→ **Records for this exercise**

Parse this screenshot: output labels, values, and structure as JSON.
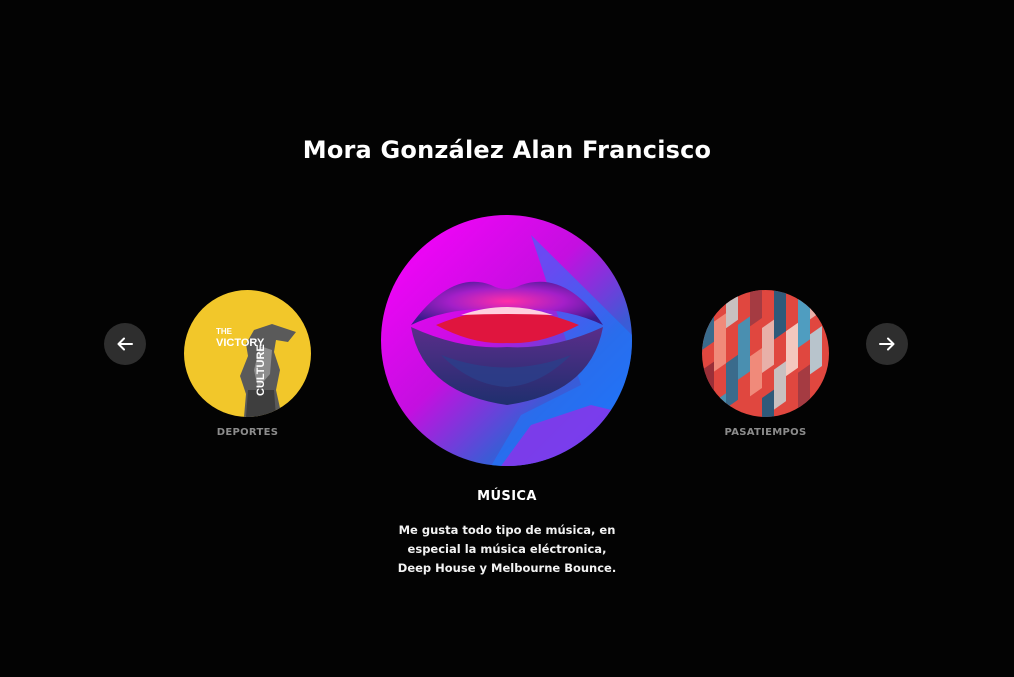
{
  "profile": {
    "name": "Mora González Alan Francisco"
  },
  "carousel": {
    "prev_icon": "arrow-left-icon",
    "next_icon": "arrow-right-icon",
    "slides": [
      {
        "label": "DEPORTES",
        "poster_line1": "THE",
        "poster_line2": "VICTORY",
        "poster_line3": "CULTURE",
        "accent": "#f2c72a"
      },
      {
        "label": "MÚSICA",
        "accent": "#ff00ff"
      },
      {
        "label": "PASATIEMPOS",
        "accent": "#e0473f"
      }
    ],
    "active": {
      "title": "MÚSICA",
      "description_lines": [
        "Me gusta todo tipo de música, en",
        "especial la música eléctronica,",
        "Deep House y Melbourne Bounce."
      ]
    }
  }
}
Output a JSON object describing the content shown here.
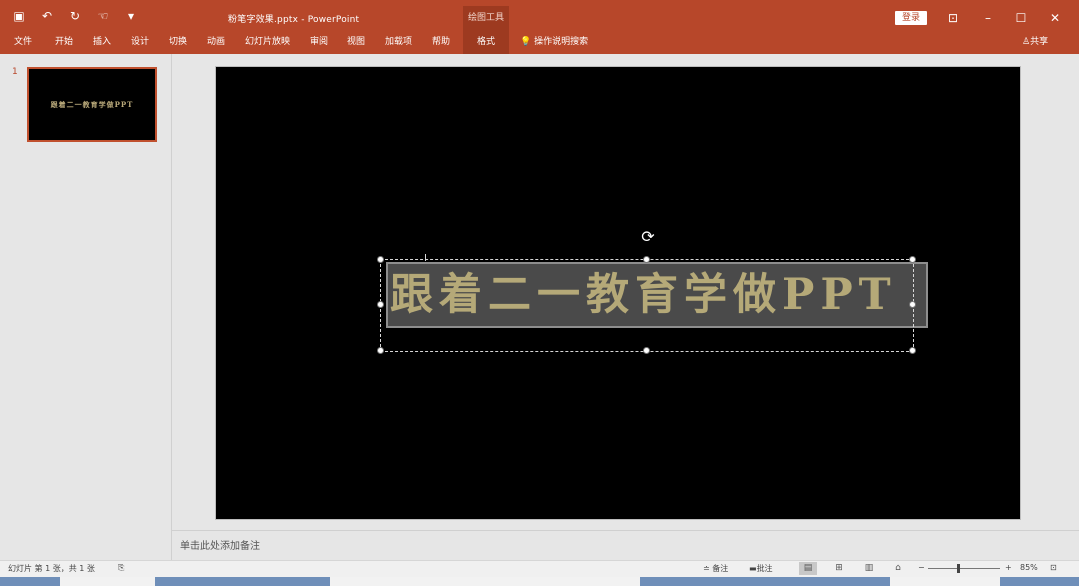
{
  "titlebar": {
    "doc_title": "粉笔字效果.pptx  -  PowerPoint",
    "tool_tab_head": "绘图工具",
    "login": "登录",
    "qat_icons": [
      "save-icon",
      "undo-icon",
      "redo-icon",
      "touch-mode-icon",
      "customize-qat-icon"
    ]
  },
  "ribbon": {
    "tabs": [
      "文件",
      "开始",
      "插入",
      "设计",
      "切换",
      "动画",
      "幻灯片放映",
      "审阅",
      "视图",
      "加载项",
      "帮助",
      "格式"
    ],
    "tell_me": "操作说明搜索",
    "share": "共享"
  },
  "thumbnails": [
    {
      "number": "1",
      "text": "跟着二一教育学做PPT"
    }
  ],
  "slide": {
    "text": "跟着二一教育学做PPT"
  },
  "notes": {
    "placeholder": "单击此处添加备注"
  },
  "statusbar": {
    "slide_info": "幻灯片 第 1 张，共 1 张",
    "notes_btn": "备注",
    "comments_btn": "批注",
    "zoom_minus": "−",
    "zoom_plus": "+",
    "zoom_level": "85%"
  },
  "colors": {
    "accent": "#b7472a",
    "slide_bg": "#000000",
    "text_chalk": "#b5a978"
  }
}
==
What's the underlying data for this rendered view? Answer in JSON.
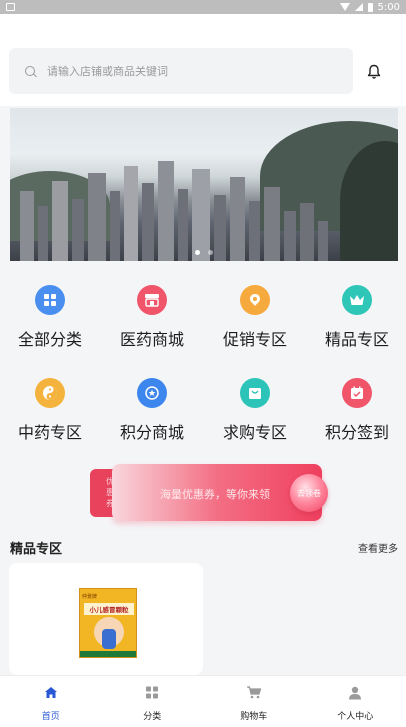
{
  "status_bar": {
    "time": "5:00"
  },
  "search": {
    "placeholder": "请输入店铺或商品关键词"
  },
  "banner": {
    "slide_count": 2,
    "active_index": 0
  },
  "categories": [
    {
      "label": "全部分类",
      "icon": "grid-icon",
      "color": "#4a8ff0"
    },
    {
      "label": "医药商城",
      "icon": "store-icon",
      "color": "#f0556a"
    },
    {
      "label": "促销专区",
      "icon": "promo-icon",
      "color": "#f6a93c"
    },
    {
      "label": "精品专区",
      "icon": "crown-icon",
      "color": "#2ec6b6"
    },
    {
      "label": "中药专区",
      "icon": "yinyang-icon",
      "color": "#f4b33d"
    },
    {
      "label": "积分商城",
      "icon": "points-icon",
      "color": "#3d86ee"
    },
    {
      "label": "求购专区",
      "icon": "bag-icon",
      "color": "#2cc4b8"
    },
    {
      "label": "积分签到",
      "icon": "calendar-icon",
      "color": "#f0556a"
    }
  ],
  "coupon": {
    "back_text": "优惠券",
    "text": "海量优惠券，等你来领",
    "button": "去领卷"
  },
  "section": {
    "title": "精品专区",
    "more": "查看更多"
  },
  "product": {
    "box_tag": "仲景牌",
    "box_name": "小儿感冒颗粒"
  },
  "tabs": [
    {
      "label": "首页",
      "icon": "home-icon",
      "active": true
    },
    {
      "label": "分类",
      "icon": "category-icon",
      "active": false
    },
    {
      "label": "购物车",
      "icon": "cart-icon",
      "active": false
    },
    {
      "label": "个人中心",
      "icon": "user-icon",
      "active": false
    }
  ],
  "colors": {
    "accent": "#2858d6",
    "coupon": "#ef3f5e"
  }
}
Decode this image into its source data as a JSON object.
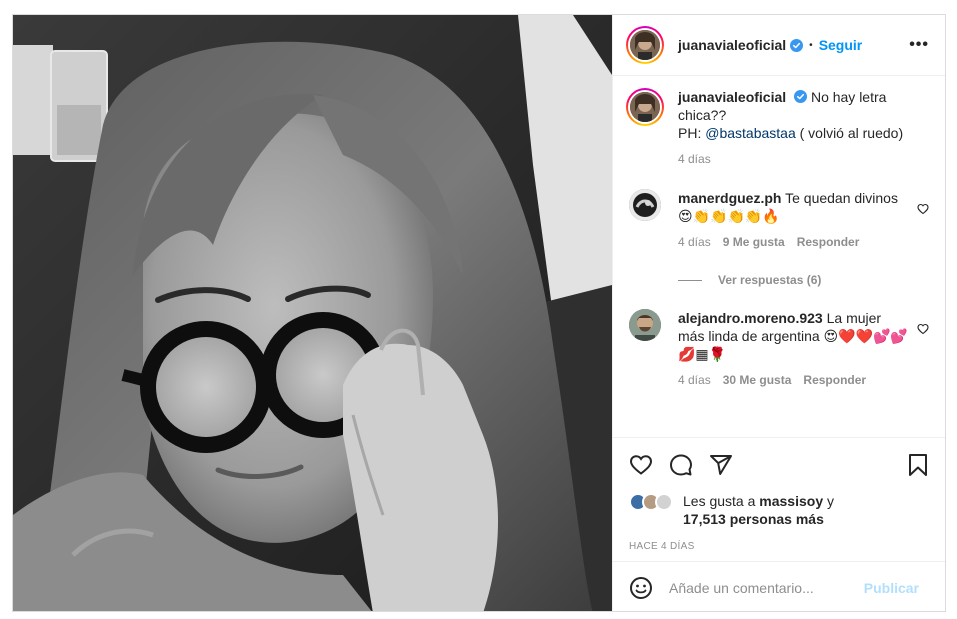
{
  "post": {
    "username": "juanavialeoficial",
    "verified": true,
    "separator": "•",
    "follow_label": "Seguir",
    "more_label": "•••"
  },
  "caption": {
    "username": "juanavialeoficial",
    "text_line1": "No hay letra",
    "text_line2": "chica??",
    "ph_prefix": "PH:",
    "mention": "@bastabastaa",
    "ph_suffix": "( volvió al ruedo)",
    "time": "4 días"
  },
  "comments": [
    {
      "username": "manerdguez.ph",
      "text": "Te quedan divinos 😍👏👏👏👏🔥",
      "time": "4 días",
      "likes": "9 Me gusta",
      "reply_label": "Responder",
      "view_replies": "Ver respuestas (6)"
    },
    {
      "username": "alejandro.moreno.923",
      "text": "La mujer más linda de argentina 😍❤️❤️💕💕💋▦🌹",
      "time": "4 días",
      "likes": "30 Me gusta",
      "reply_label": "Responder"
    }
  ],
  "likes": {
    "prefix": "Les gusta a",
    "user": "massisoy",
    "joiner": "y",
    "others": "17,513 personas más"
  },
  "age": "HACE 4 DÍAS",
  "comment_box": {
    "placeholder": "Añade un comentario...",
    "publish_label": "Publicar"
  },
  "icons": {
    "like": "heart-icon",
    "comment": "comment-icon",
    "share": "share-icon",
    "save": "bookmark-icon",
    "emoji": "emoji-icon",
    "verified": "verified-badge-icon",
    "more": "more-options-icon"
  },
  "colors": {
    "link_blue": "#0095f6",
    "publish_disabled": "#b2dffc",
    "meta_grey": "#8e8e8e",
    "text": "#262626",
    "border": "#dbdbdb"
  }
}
--
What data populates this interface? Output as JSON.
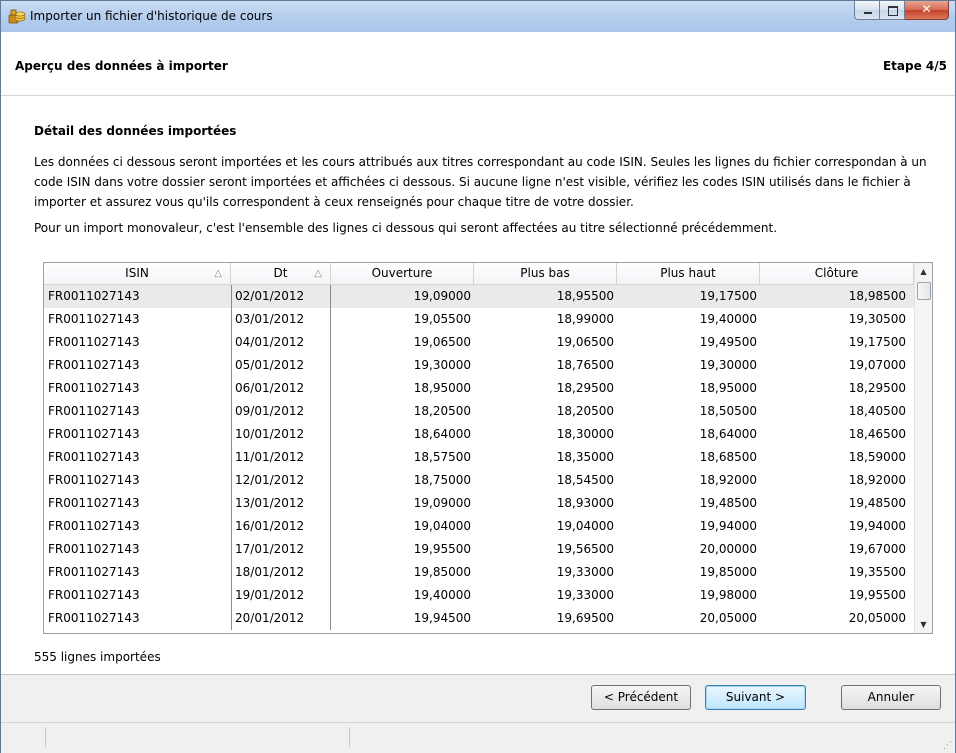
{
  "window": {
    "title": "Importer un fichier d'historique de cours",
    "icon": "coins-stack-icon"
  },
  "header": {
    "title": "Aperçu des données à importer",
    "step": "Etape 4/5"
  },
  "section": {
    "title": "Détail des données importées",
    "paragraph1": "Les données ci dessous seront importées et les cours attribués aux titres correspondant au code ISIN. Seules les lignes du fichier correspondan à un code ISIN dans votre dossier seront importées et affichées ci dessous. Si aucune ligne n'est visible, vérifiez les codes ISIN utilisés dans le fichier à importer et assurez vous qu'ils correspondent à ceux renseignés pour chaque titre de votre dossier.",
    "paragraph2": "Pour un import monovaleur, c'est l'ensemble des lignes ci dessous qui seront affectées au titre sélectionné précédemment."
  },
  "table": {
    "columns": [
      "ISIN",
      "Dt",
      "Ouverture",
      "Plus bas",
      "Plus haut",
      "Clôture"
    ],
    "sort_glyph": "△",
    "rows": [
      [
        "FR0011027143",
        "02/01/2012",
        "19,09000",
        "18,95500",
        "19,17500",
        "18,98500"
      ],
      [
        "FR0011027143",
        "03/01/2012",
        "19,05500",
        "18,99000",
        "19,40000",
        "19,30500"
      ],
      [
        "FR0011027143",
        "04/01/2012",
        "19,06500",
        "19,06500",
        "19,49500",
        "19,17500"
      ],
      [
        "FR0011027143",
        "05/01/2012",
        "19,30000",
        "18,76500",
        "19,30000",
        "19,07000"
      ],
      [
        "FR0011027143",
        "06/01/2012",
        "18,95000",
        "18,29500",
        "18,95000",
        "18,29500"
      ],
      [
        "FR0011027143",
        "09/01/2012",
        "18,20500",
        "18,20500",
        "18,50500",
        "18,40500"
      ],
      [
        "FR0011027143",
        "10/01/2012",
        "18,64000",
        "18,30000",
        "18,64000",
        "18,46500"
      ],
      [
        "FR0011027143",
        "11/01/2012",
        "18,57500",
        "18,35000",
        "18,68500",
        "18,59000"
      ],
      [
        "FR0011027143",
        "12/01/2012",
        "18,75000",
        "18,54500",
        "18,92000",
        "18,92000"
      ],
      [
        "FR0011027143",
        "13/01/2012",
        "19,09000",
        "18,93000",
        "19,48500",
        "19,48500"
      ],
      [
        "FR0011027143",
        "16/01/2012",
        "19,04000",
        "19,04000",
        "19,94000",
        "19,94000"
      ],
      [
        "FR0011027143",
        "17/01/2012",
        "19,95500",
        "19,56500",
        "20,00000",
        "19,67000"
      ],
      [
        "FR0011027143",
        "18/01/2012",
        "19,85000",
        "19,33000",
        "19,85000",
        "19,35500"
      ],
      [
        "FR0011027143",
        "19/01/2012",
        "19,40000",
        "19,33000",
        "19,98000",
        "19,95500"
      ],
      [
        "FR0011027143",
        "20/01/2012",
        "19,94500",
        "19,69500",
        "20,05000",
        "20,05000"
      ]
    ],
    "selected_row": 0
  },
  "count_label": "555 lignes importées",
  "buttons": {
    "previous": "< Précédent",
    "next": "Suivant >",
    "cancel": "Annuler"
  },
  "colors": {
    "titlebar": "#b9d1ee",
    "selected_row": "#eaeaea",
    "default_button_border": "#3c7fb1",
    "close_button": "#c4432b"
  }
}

→ **Do this**
Check each line of the listing above for the string "placeholder", then report only how many lines have it.

→ **Reply to the task**
3